La loi empirique établie par Svante A. Arrhenius en 1889 est la pierre angulaire de la compréhension de la plupart des processus réactionnels. Elle stipule que la vitesse d'une réaction dépend exponentiellement de la hauteur de la barrière d'énergie qui sépare les réactifs des produits finaux : cette hauteur est l'énergie d'activation de la réaction. Il est ainsi naturel de penser que plus la barrière d'activation est élevée, plus son franchissement est difficile et donc lent. Une théorie a été proposée 50 ans plus tard par Hans Kramers pour les systèmes browniens, c'est-à-dire des systèmes composés de particules en mouvement sous l'effet de l'agitation thermique, comme par exemple des macromolécules ou des particules micrométriques dans un fluide porteur. La relation de Kramers introduit le couplage des particules à l'environnement (le fluide porteur) et confirme la relation exponentielle entre vitesse de réaction et énergie d'activation. Dans ce cadre, on pourrait penser que c'est la diffusion libre, c'est-à-dire sans barrière, qui minimise le temps mis par une particule d'un point de départ donné à un point cible d'arrivée donné. Dans ce travail théorique et expérimental, une collaboration entre le Laboratoire de physique des solides (LPS, CNRS/Univ. Paris-Sud), le Laboratoire de physique théorique et modèles statistiques (LPTMS, CNRS/Univ. Paris Sud) à Orsay et le laboratoire Cavendish à Cambridge démontre que l'intuition fondée sur les relations de Kramers ou d'Arrhenius est incorrecte. En développant de nouveaux calculs d'optimisation, les scientifiques ont déterminé le profil d'une barrière réduisant la durée de passage de la particule par rapport au passage sans barrière. Ils ont reproduit ce profil dans un dispositif fluidique de dimension micrométrique et ont ainsi confirmé expérimentalement que l'existence de cette barrière accélère le processus !

OBJECTIF DE LA TÂCHE:
Pouvez-vous poursuivre le texte sur l'énergie d'activation et la loi d'Arrhenius en reprenant juste après sa dernière phrase ?

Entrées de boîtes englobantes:
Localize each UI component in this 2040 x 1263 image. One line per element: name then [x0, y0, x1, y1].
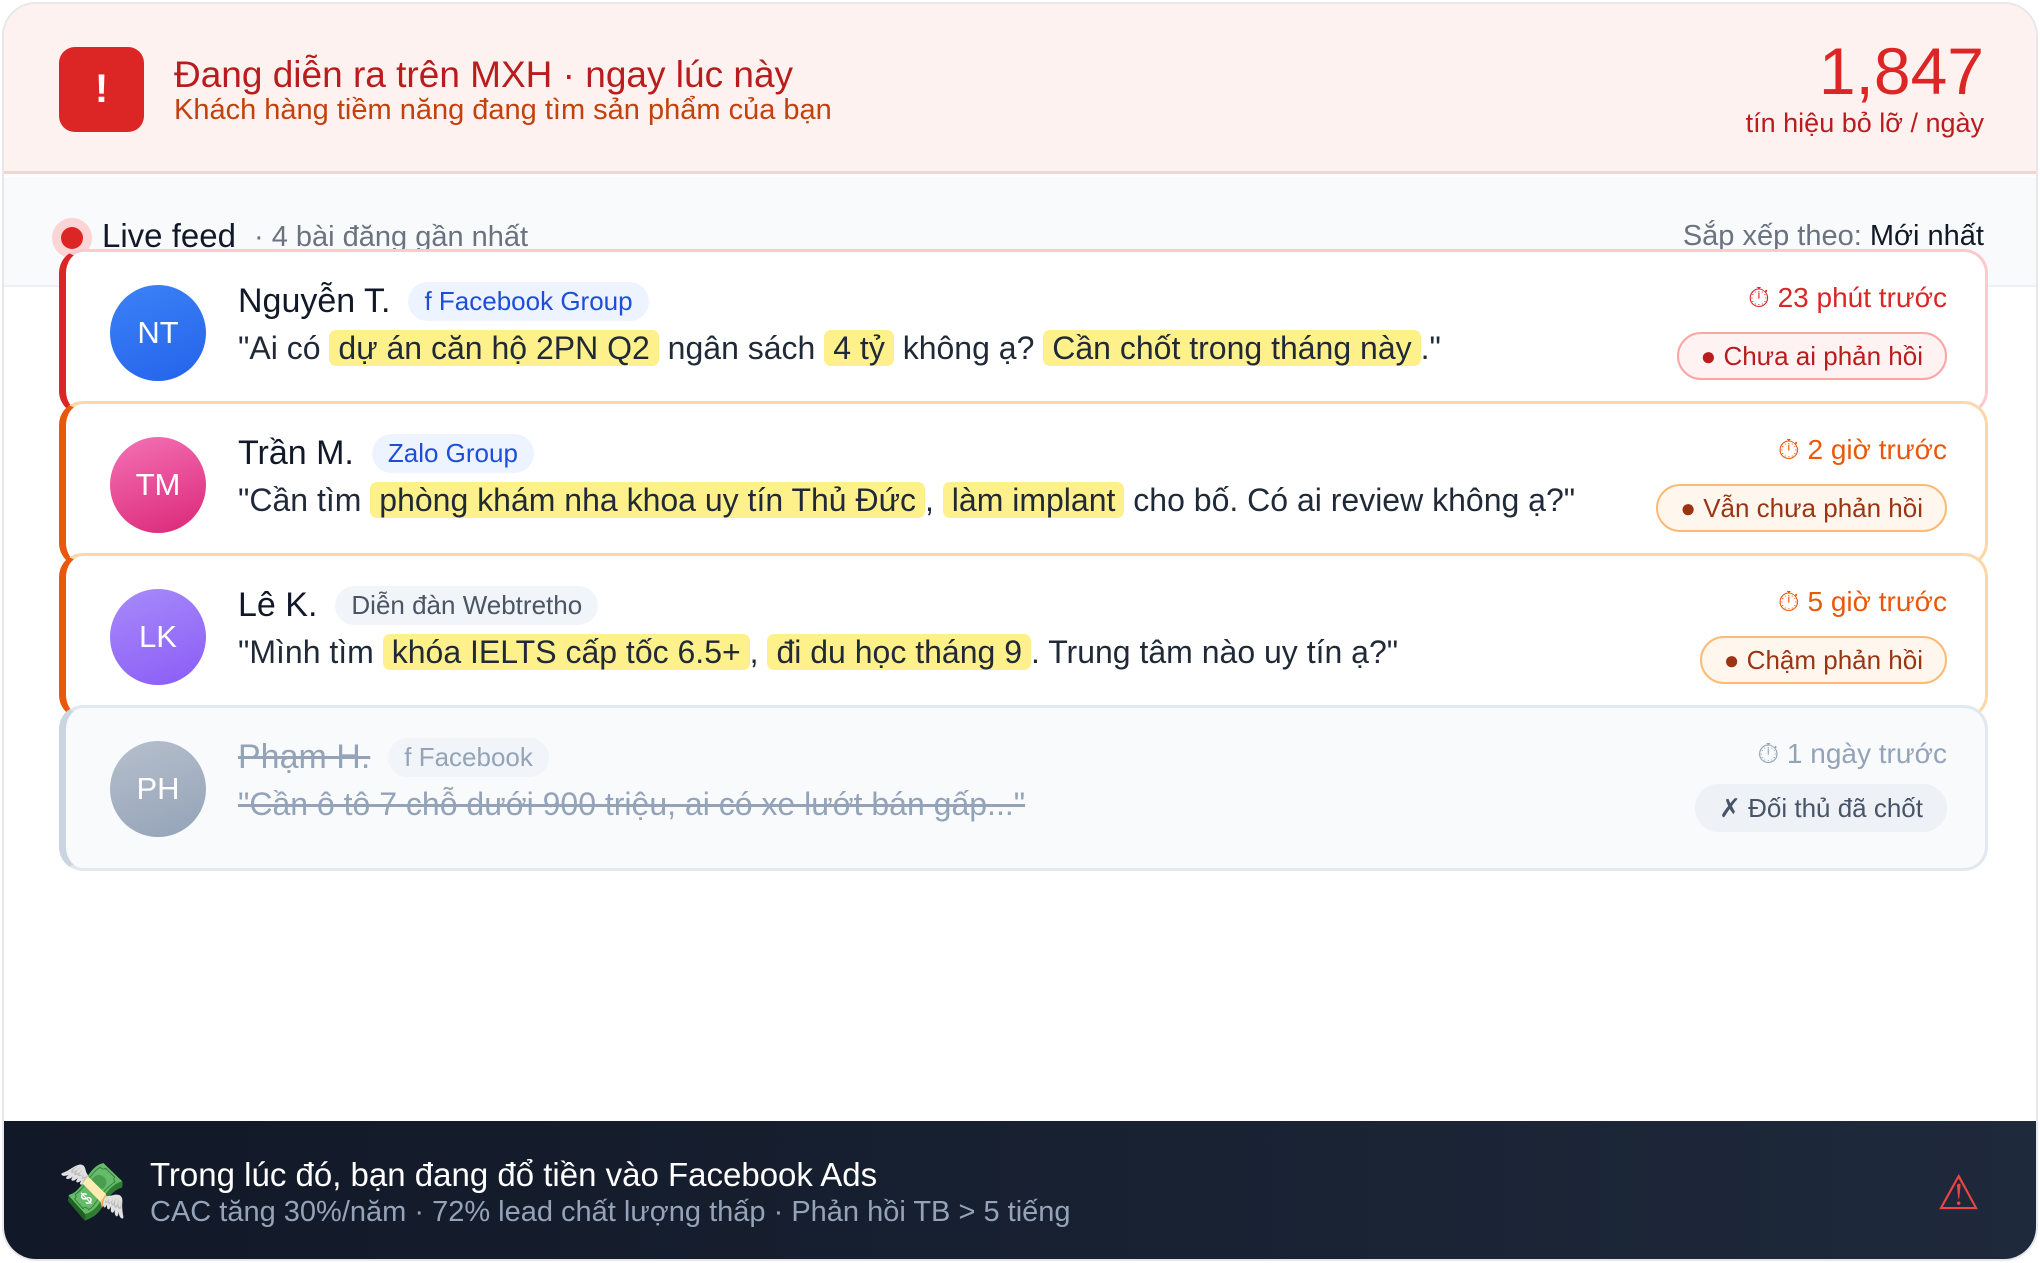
- sort-label: Sắp xếp theo:: [1682, 220, 1862, 252]
- status-badge: ● Chậm phản hồi: [1699, 636, 1947, 684]
- missed-signal-count: 1,847: [1818, 34, 1984, 108]
- author-name: Lê K.: [238, 586, 318, 624]
- avatar: NT: [110, 285, 206, 381]
- avatar: LK: [110, 589, 206, 685]
- post-text: "Mình tìm khóa IELTS cấp tốc 6.5+, đi du…: [238, 634, 1399, 670]
- sort-value[interactable]: Mới nhất: [1870, 220, 1984, 252]
- keyword-highlight: phòng khám nha khoa uy tín Thủ Đức: [370, 482, 925, 518]
- alert-icon: !: [59, 47, 144, 132]
- keyword-highlight: Cần chốt trong tháng này: [1043, 330, 1421, 366]
- footer-subtitle: CAC tăng 30%/năm · 72% lead chất lượng t…: [150, 1196, 1071, 1228]
- header-title: Đang diễn ra trên MXH · ngay lúc này: [174, 54, 794, 95]
- post-card[interactable]: NT Nguyễn T. f Facebook Group "Ai có dự …: [59, 249, 1988, 415]
- post-text: "Cần tìm phòng khám nha khoa uy tín Thủ …: [238, 482, 1576, 518]
- post-time: ⏱ 1 ngày trước: [1757, 738, 1947, 769]
- source-badge: f Facebook Group: [408, 282, 649, 321]
- status-badge: ● Chưa ai phản hồi: [1676, 332, 1947, 380]
- alert-header: ! Đang diễn ra trên MXH · ngay lúc này K…: [4, 4, 2036, 174]
- post-time: ⏱ 2 giờ trước: [1777, 434, 1947, 465]
- warning-icon: ⚠: [1936, 1167, 1980, 1220]
- source-badge: Zalo Group: [371, 434, 534, 473]
- author-name: Trần M.: [238, 434, 354, 472]
- source-badge: Diễn đàn Webtretho: [335, 586, 599, 625]
- post-text: "Cần ô tô 7 chỗ dưới 900 triệu, ai có xe…: [238, 786, 1026, 822]
- post-card[interactable]: TM Trần M. Zalo Group "Cần tìm phòng khá…: [59, 401, 1988, 567]
- post-time: ⏱ 5 giờ trước: [1777, 586, 1947, 617]
- keyword-highlight: dự án căn hộ 2PN Q2: [329, 330, 659, 366]
- ads-warning-footer: 💸 Trong lúc đó, bạn đang đổ tiền vào Fac…: [4, 1121, 2036, 1259]
- post-card[interactable]: LK Lê K. Diễn đàn Webtretho "Mình tìm kh…: [59, 553, 1988, 719]
- post-card[interactable]: PH Phạm H. f Facebook "Cần ô tô 7 chỗ dư…: [59, 705, 1988, 871]
- keyword-highlight: 4 tỷ: [824, 330, 894, 366]
- post-text: "Ai có dự án căn hộ 2PN Q2 ngân sách 4 t…: [238, 330, 1441, 366]
- post-time: ⏱ 23 phút trước: [1747, 282, 1947, 313]
- avatar: TM: [110, 437, 206, 533]
- keyword-highlight: khóa IELTS cấp tốc 6.5+: [382, 634, 750, 670]
- footer-title: Trong lúc đó, bạn đang đổ tiền vào Faceb…: [150, 1156, 878, 1193]
- status-badge: ● Vẫn chưa phản hồi: [1656, 484, 1947, 532]
- missed-signals-card: ! Đang diễn ra trên MXH · ngay lúc này K…: [2, 2, 2038, 1261]
- author-name: Phạm H.: [238, 738, 371, 776]
- money-with-wings-icon: 💸: [58, 1160, 128, 1223]
- keyword-highlight: đi du học tháng 9: [767, 634, 1031, 670]
- header-subtitle: Khách hàng tiềm năng đang tìm sản phẩm c…: [174, 94, 832, 126]
- missed-signal-count-label: tín hiệu bỏ lỡ / ngày: [1745, 108, 1984, 138]
- source-badge: f Facebook: [388, 738, 549, 777]
- avatar: PH: [110, 741, 206, 837]
- status-badge: ✗ Đối thủ đã chốt: [1695, 784, 1947, 832]
- author-name: Nguyễn T.: [238, 282, 391, 320]
- keyword-highlight: làm implant: [942, 482, 1125, 518]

RÉSULTAT DE L'EXERCICE:
 
Les physiciens et physiciennes se sont intéressés au temps de premier passage en un point cible pour une particule brownienne initialement confinée en amont d'une barrière abrupte. La hauteur de la barrière d’énergie dépend de la position le long de la trajectoire et ils ont cherché quel profil de barrière maximise la vitesse de réaction. Non seulement la hauteur de la barrière, mais aussi sa raideur, c'est-à-dire le confinement de la particule en amont, comptent pour estimer ce temps de passage. L'énergie du point de départ et du point cible doivent être les mêmes pour ne pas introduire de biais dans le mouvement. En tenant compte de contraintes réalistes comme la limitation de la hauteur des barrières que l'on peut effectivement créer, les chercheurs ont calculé les barrières d'activation optimales. Ils ont montré que les barrières présentent de manière générique un profil spatial symétrique en forme de N. Forts de ces prédictions théoriques, ils ont recréé ces profils optimaux dans des expériences de microfluidique où des pinces optiques holographiques impriment le profil d'une barrière faisant obstacle sur le trajet d'une bille de polystyrène sphérique de 350 nm dans l'eau (figures). Les physiciens ont alors mesuré une accélération d'un facteur deux par rapport au cas sans barrière : en moyenne le point cible est atteint deux fois plus vite grâce à la barrière optimale. D'un point de vue purement théorique, l'accélération pourrait être supérieure de plusieurs ordres de grandeur en augmentant la hauteur de la barrière et en confinant la bille d’autant plus étroitement que la barrière est haute.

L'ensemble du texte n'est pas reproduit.